** start Material for this exercise **
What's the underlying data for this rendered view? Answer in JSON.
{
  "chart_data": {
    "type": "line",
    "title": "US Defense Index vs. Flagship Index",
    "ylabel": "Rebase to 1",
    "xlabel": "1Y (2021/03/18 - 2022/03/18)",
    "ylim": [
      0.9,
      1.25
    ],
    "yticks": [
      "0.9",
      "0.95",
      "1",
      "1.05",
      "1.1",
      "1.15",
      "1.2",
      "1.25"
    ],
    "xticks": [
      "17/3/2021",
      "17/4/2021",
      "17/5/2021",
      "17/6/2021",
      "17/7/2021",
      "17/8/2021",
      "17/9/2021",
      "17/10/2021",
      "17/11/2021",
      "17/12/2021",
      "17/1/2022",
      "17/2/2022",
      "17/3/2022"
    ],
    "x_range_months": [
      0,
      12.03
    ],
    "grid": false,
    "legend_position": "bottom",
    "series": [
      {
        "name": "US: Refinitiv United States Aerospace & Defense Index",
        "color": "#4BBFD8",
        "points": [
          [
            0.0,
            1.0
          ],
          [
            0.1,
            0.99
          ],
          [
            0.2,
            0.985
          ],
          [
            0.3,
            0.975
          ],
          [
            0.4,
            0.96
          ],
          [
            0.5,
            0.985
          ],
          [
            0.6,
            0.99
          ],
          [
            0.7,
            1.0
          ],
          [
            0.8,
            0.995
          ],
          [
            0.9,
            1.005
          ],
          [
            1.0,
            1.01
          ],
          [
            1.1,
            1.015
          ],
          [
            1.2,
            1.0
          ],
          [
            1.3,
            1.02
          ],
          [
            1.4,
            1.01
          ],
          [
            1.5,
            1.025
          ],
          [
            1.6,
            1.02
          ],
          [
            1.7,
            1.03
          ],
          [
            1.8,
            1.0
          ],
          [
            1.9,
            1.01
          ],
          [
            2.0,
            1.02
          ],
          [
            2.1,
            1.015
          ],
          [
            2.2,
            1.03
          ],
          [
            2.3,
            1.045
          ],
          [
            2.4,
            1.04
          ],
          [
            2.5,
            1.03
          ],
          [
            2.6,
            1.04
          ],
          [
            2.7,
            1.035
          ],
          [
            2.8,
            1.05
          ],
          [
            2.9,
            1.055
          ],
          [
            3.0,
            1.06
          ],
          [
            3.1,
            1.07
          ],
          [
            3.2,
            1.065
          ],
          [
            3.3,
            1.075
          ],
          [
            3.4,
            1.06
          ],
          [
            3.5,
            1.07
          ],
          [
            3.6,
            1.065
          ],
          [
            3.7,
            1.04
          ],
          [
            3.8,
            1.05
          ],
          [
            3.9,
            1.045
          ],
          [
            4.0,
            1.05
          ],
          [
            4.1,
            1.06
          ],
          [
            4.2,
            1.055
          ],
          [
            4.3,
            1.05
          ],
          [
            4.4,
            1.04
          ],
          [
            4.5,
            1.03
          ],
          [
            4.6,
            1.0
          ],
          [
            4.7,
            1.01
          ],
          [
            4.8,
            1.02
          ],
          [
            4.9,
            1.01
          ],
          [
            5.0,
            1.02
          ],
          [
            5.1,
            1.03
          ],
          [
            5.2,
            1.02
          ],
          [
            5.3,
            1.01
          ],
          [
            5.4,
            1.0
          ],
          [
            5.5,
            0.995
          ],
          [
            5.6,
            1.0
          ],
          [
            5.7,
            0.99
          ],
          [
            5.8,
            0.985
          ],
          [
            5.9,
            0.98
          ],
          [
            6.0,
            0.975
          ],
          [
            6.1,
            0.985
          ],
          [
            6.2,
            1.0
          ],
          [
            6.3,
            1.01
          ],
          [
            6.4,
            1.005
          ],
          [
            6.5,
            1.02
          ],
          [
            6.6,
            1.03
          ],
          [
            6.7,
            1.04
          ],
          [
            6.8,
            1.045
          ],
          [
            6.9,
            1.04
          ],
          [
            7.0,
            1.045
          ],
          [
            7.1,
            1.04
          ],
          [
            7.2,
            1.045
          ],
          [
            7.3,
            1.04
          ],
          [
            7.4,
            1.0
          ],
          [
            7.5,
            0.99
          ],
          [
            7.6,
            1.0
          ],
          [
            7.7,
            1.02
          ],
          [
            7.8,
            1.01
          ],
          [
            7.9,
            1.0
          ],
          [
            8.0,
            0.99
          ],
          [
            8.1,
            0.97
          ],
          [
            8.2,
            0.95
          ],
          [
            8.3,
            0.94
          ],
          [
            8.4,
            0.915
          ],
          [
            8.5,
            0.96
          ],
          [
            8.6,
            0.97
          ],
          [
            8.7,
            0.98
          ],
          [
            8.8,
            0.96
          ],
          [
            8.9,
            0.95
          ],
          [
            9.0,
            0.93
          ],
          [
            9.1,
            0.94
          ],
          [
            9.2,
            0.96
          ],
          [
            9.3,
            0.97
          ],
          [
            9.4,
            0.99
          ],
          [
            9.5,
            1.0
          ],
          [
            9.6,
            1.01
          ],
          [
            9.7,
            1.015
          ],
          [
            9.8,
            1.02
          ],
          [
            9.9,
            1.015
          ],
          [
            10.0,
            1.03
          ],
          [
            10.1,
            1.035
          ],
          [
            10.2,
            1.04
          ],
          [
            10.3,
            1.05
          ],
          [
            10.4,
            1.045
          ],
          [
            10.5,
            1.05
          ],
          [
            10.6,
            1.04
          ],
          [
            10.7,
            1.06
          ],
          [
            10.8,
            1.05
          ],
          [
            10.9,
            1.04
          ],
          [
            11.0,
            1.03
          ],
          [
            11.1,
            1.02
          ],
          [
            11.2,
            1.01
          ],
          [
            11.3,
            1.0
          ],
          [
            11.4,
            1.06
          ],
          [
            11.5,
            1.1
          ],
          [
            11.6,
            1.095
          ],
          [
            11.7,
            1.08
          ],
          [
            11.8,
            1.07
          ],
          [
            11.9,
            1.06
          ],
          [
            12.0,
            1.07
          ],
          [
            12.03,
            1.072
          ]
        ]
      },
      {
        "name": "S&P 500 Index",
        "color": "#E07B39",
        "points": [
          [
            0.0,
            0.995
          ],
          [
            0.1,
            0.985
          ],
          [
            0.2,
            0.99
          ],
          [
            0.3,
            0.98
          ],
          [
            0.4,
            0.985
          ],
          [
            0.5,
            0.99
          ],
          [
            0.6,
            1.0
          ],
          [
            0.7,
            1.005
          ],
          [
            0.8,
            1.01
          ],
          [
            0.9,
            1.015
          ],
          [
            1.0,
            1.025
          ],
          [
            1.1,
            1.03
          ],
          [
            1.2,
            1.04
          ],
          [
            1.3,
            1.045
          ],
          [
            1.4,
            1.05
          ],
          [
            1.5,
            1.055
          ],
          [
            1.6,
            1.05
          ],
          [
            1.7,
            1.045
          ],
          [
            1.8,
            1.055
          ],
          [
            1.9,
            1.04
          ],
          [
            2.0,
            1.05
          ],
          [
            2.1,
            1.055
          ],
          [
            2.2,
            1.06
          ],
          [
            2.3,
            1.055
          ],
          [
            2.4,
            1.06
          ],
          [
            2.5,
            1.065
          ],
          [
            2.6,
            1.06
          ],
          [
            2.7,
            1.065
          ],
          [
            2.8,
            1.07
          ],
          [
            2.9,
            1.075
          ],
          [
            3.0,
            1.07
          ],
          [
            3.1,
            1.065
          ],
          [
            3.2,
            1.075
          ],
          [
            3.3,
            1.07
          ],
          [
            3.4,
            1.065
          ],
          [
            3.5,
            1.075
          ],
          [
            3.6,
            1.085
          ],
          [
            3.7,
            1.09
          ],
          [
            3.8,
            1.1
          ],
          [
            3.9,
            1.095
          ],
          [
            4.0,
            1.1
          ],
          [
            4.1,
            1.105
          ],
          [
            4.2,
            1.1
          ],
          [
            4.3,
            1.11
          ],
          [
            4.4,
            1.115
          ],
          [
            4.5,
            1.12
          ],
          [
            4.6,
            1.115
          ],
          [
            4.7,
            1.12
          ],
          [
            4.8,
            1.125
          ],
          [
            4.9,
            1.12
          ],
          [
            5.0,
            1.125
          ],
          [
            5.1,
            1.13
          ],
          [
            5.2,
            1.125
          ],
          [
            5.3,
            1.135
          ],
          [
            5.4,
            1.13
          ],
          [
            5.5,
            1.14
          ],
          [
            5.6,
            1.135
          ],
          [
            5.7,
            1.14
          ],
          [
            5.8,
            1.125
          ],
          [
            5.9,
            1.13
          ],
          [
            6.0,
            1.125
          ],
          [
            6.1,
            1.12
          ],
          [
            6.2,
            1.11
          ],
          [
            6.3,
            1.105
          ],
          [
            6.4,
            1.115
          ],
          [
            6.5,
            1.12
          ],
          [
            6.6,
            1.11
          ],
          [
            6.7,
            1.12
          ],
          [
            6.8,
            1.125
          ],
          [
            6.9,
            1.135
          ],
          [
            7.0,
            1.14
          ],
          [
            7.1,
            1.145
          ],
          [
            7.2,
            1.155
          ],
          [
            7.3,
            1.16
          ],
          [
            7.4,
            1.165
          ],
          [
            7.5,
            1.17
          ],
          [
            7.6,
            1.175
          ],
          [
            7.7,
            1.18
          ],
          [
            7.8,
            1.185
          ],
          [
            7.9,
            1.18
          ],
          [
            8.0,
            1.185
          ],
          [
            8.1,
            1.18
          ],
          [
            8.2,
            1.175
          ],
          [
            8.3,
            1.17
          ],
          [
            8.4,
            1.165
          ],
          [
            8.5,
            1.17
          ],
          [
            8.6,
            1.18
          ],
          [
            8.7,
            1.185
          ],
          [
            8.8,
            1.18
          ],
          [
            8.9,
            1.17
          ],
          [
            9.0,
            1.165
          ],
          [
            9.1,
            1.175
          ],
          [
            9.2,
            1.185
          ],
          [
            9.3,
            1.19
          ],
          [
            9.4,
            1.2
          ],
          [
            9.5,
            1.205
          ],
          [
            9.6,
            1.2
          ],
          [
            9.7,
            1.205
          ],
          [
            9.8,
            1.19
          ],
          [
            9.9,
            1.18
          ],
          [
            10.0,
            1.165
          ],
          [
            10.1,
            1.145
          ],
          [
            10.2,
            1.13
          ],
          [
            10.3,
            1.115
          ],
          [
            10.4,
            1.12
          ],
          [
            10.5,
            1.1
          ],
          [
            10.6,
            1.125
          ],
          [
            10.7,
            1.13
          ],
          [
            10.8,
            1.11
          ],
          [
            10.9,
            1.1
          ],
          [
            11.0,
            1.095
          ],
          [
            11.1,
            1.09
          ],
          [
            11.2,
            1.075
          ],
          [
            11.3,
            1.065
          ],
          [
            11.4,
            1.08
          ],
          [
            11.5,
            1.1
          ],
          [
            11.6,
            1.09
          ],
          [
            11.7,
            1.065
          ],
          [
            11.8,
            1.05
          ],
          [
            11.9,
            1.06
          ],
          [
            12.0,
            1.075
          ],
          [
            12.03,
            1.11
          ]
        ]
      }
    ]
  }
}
** end Material for this exercise **
What is asked ▸
Which lines contain "Defense"? Copy each of them out.

Reply ▸
    "title": "US Defense Index vs. Flagship Index",
        "name": "US: Refinitiv United States Aerospace & Defense Index",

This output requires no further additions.